WRITTEN INSTRUCTION
Rewrite the stretch from the first of the lines through the one containing "- coast-north-america: [16, 104, 263, 235]", both included, as a numbered list without blank lines.

━━━━━ INPUT RECORDS ━━━━━

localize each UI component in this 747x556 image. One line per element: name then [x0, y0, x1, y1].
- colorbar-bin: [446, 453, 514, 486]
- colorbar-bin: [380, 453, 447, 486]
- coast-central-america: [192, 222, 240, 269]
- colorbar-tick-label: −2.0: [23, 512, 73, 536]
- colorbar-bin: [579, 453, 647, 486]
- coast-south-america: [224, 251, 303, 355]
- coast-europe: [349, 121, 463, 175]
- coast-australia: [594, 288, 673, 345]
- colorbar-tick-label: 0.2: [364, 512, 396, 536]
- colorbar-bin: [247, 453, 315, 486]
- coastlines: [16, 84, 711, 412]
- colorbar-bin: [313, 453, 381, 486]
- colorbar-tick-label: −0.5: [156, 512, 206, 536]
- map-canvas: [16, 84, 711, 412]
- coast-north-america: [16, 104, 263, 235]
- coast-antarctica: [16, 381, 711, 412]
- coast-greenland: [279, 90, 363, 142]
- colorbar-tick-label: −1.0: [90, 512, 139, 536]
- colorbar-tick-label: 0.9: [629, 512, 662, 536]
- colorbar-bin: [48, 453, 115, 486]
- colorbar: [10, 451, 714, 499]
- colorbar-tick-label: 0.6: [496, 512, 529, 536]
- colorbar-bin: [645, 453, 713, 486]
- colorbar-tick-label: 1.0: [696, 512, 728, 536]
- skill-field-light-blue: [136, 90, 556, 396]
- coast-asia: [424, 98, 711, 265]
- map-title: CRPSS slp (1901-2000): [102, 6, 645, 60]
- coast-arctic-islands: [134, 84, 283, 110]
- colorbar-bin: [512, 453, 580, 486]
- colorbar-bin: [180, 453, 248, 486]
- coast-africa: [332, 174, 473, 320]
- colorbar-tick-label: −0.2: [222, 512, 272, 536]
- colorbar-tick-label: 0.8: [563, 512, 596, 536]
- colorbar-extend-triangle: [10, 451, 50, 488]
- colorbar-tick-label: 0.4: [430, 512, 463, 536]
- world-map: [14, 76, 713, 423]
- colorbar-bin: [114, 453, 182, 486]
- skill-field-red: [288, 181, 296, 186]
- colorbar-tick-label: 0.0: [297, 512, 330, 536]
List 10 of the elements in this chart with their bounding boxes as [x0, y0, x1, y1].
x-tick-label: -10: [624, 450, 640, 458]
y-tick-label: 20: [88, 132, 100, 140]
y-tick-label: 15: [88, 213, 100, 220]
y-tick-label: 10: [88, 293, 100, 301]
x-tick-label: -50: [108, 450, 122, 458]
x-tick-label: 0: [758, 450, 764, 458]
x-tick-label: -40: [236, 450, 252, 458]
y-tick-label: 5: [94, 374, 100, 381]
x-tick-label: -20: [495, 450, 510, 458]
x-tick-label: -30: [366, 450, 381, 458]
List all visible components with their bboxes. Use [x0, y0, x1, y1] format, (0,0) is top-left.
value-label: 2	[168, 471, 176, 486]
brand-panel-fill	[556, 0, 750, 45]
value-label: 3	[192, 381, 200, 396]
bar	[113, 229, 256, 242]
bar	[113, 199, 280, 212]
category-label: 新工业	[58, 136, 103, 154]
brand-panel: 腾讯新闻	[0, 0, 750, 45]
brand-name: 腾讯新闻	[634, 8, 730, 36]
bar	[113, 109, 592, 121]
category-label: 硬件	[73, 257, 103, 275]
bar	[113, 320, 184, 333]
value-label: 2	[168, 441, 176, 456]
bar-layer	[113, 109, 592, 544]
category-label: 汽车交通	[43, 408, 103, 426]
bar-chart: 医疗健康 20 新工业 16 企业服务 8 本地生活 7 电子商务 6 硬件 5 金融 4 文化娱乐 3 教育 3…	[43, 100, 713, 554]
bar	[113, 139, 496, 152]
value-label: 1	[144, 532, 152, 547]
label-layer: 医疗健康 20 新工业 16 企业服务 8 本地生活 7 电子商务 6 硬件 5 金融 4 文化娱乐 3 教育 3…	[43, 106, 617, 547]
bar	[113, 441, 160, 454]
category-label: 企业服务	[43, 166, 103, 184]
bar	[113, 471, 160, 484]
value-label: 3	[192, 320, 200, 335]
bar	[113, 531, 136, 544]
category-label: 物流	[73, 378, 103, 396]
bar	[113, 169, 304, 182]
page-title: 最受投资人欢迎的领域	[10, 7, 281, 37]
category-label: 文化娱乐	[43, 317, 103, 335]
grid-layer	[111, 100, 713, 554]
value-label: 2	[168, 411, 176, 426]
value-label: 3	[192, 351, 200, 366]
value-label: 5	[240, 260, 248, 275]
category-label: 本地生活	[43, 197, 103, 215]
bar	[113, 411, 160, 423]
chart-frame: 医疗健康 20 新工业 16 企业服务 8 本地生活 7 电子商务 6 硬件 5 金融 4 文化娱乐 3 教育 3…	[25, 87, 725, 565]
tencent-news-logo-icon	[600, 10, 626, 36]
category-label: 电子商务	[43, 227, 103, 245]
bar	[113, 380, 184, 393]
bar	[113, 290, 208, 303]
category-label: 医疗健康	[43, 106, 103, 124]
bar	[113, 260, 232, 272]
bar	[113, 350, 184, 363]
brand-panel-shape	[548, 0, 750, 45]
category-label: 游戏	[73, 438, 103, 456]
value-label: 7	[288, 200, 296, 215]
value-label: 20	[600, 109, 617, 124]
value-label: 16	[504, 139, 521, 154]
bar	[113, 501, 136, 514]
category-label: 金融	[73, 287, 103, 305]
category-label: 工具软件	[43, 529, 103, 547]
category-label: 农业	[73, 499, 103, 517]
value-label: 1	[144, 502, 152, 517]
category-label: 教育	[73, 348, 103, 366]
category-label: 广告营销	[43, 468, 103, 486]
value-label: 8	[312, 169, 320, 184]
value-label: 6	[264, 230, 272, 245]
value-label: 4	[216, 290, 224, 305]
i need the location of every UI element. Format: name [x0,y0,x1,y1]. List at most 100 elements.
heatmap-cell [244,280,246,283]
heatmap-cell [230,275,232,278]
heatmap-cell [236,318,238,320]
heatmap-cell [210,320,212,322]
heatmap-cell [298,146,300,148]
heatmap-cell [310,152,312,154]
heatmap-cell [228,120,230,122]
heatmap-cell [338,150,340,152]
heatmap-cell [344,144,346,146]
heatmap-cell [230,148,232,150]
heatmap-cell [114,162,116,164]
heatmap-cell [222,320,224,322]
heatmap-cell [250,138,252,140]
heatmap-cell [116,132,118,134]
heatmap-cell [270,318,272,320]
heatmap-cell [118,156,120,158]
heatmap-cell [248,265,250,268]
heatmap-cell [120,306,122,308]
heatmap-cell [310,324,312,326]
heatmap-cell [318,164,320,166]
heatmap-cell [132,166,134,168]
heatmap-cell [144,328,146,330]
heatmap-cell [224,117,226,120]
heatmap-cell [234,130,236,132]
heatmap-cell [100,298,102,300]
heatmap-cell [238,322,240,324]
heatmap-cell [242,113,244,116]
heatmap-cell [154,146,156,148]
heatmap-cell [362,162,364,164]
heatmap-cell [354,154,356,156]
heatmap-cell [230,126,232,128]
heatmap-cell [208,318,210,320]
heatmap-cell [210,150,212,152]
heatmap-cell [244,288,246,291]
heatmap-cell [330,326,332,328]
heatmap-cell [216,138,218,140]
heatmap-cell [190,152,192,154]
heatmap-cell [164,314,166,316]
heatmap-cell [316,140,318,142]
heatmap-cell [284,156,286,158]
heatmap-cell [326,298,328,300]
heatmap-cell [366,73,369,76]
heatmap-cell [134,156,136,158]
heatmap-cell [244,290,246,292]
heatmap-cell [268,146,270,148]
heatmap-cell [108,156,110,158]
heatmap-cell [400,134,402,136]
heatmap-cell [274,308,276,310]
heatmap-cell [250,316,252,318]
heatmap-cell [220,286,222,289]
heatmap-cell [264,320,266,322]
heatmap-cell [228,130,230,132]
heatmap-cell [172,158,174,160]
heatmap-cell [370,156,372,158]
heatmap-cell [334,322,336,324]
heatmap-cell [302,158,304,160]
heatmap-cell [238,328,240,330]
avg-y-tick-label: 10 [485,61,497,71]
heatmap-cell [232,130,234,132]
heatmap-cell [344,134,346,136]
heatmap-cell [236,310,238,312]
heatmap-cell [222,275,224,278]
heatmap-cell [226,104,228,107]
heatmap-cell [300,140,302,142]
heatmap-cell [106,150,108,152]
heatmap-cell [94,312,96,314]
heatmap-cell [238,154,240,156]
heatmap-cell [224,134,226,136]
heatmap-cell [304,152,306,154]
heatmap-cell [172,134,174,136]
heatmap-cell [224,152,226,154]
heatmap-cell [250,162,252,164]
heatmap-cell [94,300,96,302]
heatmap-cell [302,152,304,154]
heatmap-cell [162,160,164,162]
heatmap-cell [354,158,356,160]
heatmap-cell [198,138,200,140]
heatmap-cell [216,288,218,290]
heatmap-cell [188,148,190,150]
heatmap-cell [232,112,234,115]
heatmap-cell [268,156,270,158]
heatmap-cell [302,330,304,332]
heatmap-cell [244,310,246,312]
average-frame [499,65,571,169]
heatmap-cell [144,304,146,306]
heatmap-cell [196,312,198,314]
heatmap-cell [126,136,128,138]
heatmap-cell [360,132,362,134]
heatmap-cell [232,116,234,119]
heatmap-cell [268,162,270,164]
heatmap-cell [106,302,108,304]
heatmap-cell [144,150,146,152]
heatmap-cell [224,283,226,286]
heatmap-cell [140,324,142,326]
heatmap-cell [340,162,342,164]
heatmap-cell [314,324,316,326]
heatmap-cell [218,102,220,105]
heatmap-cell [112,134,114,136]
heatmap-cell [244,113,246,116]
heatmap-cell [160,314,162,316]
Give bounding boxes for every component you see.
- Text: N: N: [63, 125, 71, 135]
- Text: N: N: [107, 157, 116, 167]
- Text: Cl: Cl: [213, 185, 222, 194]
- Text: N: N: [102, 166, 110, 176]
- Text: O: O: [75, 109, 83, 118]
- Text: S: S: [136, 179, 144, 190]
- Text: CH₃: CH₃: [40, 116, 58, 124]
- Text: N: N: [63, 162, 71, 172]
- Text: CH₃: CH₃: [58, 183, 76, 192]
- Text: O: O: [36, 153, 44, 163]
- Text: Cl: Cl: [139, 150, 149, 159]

━━━━━

FINAL RESULT
1. localize each UI component in this 747x556 image. One line per element: name then [x0, y0, x1, y1].
2. - colorbar-bin: [446, 453, 514, 486]
3. - colorbar-bin: [380, 453, 447, 486]
4. - coast-central-america: [192, 222, 240, 269]
5. - colorbar-tick-label: −2.0: [23, 512, 73, 536]
6. - colorbar-bin: [579, 453, 647, 486]
7. - coast-south-america: [224, 251, 303, 355]
8. - coast-europe: [349, 121, 463, 175]
9. - coast-australia: [594, 288, 673, 345]
10. - colorbar-tick-label: 0.2: [364, 512, 396, 536]
11. - colorbar-bin: [247, 453, 315, 486]
12. - coastlines: [16, 84, 711, 412]
13. - colorbar-bin: [313, 453, 381, 486]
14. - colorbar-tick-label: −0.5: [156, 512, 206, 536]
15. - map-canvas: [16, 84, 711, 412]
16. - coast-north-america: [16, 104, 263, 235]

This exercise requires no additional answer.